To be done: Collect every line below that contains the word "mechanics".

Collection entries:
— BEGIN —
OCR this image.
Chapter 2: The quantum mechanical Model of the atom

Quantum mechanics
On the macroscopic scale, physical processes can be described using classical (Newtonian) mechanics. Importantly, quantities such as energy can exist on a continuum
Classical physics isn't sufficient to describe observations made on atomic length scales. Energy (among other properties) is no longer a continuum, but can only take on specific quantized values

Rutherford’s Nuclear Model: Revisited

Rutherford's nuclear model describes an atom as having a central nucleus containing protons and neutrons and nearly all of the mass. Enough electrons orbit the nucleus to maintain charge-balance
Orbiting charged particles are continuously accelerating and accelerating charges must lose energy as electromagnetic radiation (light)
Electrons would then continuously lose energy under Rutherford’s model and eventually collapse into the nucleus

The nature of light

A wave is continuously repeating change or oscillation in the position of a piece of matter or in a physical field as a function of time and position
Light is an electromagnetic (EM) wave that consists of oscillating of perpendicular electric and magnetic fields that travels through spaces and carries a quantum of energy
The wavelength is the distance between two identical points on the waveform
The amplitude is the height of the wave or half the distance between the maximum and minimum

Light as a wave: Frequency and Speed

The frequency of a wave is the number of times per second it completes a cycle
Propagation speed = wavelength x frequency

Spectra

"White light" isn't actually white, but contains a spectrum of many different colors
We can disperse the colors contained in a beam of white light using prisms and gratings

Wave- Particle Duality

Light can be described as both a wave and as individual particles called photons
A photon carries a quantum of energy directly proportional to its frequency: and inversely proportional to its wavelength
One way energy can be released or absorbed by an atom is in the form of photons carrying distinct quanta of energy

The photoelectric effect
— END —
Output for this exercise:
Quantum mechanics
On the macroscopic scale, physical processes can be described using classical (Newtonian) mechanics. Importantly, quantities such as energy can exist on a continuum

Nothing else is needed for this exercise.